**TASK DETAILS:**
Reproduce every record below exactly as it appears.

**DATASET RECORDS:**
■ ■ ■
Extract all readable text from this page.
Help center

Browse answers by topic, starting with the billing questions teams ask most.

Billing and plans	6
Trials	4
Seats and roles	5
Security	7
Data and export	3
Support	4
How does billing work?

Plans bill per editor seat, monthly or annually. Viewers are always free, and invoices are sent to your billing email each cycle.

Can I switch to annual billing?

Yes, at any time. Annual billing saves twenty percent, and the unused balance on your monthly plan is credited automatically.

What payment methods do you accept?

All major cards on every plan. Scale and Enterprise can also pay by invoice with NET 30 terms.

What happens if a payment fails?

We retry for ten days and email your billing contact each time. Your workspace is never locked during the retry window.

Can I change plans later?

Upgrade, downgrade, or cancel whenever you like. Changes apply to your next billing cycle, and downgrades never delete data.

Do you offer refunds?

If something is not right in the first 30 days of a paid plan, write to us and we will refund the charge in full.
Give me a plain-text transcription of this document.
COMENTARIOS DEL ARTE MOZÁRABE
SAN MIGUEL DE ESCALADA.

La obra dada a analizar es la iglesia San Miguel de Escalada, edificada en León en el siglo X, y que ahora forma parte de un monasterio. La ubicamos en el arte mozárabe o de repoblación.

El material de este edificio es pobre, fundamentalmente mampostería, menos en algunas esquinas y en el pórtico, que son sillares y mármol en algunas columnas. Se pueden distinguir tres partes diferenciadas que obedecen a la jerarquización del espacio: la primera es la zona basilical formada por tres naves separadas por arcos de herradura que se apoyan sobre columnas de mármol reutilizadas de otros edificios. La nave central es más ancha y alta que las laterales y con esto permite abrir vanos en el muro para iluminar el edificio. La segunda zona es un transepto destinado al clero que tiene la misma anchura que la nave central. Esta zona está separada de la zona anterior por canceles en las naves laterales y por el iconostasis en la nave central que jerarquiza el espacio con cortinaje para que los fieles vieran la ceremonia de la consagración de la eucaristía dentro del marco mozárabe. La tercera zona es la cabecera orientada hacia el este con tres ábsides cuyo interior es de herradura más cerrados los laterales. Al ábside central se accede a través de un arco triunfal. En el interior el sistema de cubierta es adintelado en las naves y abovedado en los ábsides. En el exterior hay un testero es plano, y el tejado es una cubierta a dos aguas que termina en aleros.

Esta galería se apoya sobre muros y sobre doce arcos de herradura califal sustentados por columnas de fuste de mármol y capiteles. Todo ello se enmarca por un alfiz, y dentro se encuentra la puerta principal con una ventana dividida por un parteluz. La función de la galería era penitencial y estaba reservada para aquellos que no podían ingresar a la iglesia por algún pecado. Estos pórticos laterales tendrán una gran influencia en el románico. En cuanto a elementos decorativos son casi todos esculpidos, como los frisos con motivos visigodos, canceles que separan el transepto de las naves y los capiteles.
■ ■ ■
**COMPLETED EXERCISE:**
Extract all readable text from this page.
Help center

Browse answers by topic, starting with the billing questions teams ask most.

Billing and plans	6
Trials	4
Seats and roles	5
Security	7
Data and export	3
Support	4
How does billing work?

Plans bill per editor seat, monthly or annually. Viewers are always free, and invoices are sent to your billing email each cycle.

Can I switch to annual billing?

Yes, at any time. Annual billing saves twenty percent, and the unused balance on your monthly plan is credited automatically.

What payment methods do you accept?

All major cards on every plan. Scale and Enterprise can also pay by invoice with NET 30 terms.

What happens if a payment fails?

We retry for ten days and email your billing contact each time. Your workspace is never locked during the retry window.

Can I change plans later?

Upgrade, downgrade, or cancel whenever you like. Changes apply to your next billing cycle, and downgrades never delete data.

Do you offer refunds?

If something is not right in the first 30 days of a paid plan, write to us and we will refund the charge in full.
Give me a plain-text transcription of this document.
COMENTARIOS DEL ARTE MOZÁRABE
SAN MIGUEL DE ESCALADA.

La obra dada a analizar es la iglesia San Miguel de Escalada, edificada en León en el siglo X, y que ahora forma parte de un monasterio. La ubicamos en el arte mozárabe o de repoblación.

El material de este edificio es pobre, fundamentalmente mampostería, menos en algunas esquinas y en el pórtico, que son sillares y mármol en algunas columnas. Se pueden distinguir tres partes diferenciadas que obedecen a la jerarquización del espacio: la primera es la zona basilical formada por tres naves separadas por arcos de herradura que se apoyan sobre columnas de mármol reutilizadas de otros edificios. La nave central es más ancha y alta que las laterales y con esto permite abrir vanos en el muro para iluminar el edificio. La segunda zona es un transepto destinado al clero que tiene la misma anchura que la nave central. Esta zona está separada de la zona anterior por canceles en las naves laterales y por el iconostasis en la nave central que jerarquiza el espacio con cortinaje para que los fieles vieran la ceremonia de la consagración de la eucaristía dentro del marco mozárabe. La tercera zona es la cabecera orientada hacia el este con tres ábsides cuyo interior es de herradura más cerrados los laterales. Al ábside central se accede a través de un arco triunfal. En el interior el sistema de cubierta es adintelado en las naves y abovedado en los ábsides. En el exterior hay un testero es plano, y el tejado es una cubierta a dos aguas que termina en aleros.

Esta galería se apoya sobre muros y sobre doce arcos de herradura califal sustentados por columnas de fuste de mármol y capiteles. Todo ello se enmarca por un alfiz, y dentro se encuentra la puerta principal con una ventana dividida por un parteluz. La función de la galería era penitencial y estaba reservada para aquellos que no podían ingresar a la iglesia por algún pecado. Estos pórticos laterales tendrán una gran influencia en el románico. En cuanto a elementos decorativos son casi todos esculpidos, como los frisos con motivos visigodos, canceles que separan el transepto de las naves y los capiteles.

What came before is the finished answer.